### The task
Take the records underneath and set them down exactly.

┌──

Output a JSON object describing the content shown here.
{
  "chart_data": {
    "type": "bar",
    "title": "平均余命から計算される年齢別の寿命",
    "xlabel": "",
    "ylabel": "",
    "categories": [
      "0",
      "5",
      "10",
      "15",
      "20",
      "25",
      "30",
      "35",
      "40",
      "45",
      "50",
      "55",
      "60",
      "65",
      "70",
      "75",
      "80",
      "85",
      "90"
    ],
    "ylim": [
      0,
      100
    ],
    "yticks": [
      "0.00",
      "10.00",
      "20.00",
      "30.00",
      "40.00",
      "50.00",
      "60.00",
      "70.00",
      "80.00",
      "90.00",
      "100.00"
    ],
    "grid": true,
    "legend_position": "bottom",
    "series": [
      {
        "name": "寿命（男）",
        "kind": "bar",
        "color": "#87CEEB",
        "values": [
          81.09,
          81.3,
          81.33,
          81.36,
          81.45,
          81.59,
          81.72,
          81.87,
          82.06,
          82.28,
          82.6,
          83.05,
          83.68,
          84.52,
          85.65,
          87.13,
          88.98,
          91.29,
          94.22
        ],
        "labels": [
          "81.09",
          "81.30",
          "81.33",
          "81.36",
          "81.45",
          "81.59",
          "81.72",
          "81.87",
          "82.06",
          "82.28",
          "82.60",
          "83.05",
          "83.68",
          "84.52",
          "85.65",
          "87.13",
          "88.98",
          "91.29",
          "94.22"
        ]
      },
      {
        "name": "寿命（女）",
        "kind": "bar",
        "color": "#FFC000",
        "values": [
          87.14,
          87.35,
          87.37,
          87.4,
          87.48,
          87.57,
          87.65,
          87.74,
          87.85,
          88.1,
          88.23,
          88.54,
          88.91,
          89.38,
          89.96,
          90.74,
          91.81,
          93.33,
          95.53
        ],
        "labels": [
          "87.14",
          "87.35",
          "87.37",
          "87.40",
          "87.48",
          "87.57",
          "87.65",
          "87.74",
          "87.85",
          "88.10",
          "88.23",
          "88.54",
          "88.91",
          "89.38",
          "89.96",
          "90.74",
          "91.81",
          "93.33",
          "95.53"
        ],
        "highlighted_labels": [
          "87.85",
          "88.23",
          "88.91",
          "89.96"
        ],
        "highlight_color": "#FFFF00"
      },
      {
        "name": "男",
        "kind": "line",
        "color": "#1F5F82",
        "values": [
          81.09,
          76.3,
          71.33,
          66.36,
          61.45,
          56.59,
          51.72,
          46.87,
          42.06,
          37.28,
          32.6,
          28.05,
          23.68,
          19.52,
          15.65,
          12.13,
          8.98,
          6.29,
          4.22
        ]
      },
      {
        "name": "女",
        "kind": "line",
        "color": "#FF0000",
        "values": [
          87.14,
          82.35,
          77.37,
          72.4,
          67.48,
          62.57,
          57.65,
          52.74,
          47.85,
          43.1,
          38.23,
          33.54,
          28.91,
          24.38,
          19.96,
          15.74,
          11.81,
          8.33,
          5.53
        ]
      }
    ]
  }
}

└──

### Result below
Output a JSON object describing the content shown here.
{
  "chart_data": {
    "type": "bar",
    "title": "平均余命から計算される年齢別の寿命",
    "xlabel": "",
    "ylabel": "",
    "categories": [
      "0",
      "5",
      "10",
      "15",
      "20",
      "25",
      "30",
      "35",
      "40",
      "45",
      "50",
      "55",
      "60",
      "65",
      "70",
      "75",
      "80",
      "85",
      "90"
    ],
    "ylim": [
      0,
      100
    ],
    "yticks": [
      "0.00",
      "10.00",
      "20.00",
      "30.00",
      "40.00",
      "50.00",
      "60.00",
      "70.00",
      "80.00",
      "90.00",
      "100.00"
    ],
    "grid": true,
    "legend_position": "bottom",
    "series": [
      {
        "name": "寿命（男）",
        "kind": "bar",
        "color": "#87CEEB",
        "values": [
          81.09,
          81.3,
          81.33,
          81.36,
          81.45,
          81.59,
          81.72,
          81.87,
          82.06,
          82.28,
          82.6,
          83.05,
          83.68,
          84.52,
          85.65,
          87.13,
          88.98,
          91.29,
          94.22
        ],
        "labels": [
          "81.09",
          "81.30",
          "81.33",
          "81.36",
          "81.45",
          "81.59",
          "81.72",
          "81.87",
          "82.06",
          "82.28",
          "82.60",
          "83.05",
          "83.68",
          "84.52",
          "85.65",
          "87.13",
          "88.98",
          "91.29",
          "94.22"
        ]
      },
      {
        "name": "寿命（女）",
        "kind": "bar",
        "color": "#FFC000",
        "values": [
          87.14,
          87.35,
          87.37,
          87.4,
          87.48,
          87.57,
          87.65,
          87.74,
          87.85,
          88.1,
          88.23,
          88.54,
          88.91,
          89.38,
          89.96,
          90.74,
          91.81,
          93.33,
          95.53
        ],
        "labels": [
          "87.14",
          "87.35",
          "87.37",
          "87.40",
          "87.48",
          "87.57",
          "87.65",
          "87.74",
          "87.85",
          "88.10",
          "88.23",
          "88.54",
          "88.91",
          "89.38",
          "89.96",
          "90.74",
          "91.81",
          "93.33",
          "95.53"
        ],
        "highlighted_labels": [
          "87.85",
          "88.23",
          "88.91",
          "89.96"
        ],
        "highlight_color": "#FFFF00"
      },
      {
        "name": "男",
        "kind": "line",
        "color": "#1F5F82",
        "values": [
          81.09,
          76.3,
          71.33,
          66.36,
          61.45,
          56.59,
          51.72,
          46.87,
          42.06,
          37.28,
          32.6,
          28.05,
          23.68,
          19.52,
          15.65,
          12.13,
          8.98,
          6.29,
          4.22
        ]
      },
      {
        "name": "女",
        "kind": "line",
        "color": "#FF0000",
        "values": [
          87.14,
          82.35,
          77.37,
          72.4,
          67.48,
          62.57,
          57.65,
          52.74,
          47.85,
          43.1,
          38.23,
          33.54,
          28.91,
          24.38,
          19.96,
          15.74,
          11.81,
          8.33,
          5.53
        ]
      }
    ]
  }
}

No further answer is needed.